**PROVIDED RECORDS**:
_ _ _

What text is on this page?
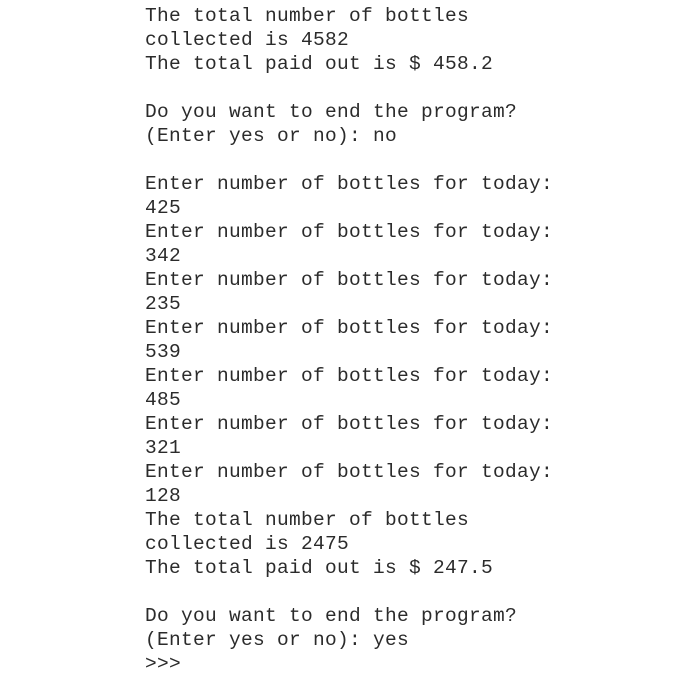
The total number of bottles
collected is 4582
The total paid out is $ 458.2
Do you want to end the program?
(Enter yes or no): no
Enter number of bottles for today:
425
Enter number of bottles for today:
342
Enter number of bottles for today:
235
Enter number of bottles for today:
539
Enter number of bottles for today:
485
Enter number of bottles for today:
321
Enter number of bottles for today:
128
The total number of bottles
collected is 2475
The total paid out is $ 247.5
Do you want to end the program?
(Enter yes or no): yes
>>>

_ _ _

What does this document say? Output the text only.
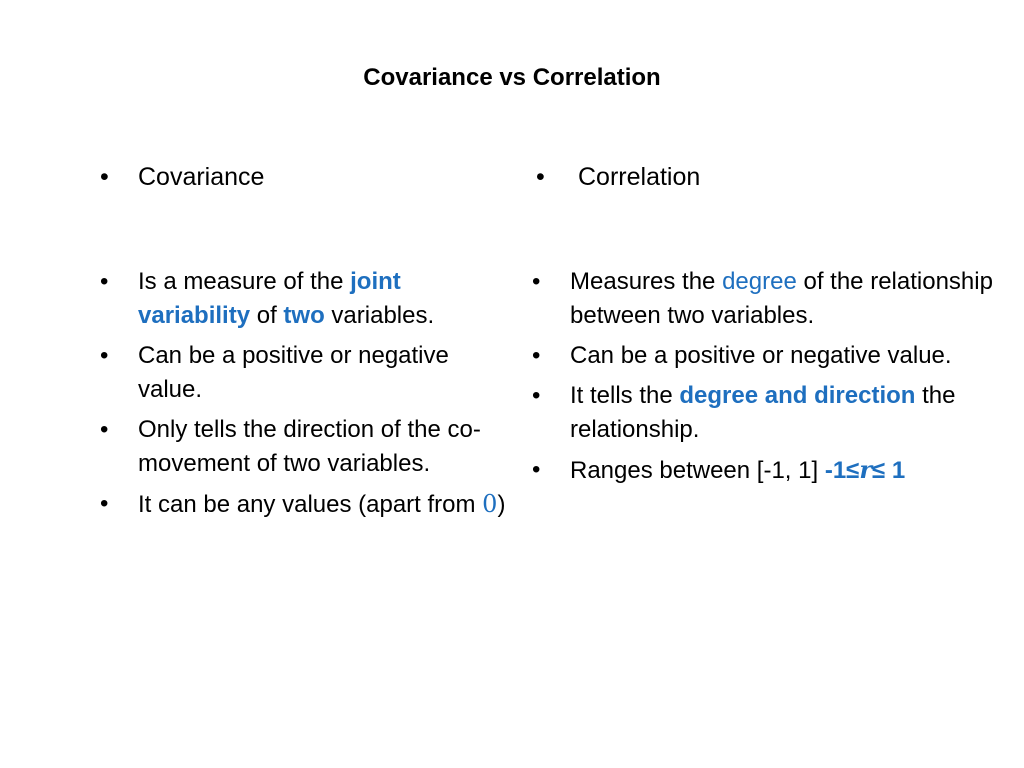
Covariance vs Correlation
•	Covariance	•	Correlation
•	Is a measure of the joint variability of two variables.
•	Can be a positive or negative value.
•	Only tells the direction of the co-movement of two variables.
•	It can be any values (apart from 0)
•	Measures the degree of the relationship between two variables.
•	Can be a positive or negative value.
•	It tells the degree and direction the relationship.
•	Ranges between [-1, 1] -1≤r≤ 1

_ _ _

**STATED PROBLEM**: Show every line that contains the word "collected".

**OUTPUT BELOW**:
collected is 4582
collected is 2475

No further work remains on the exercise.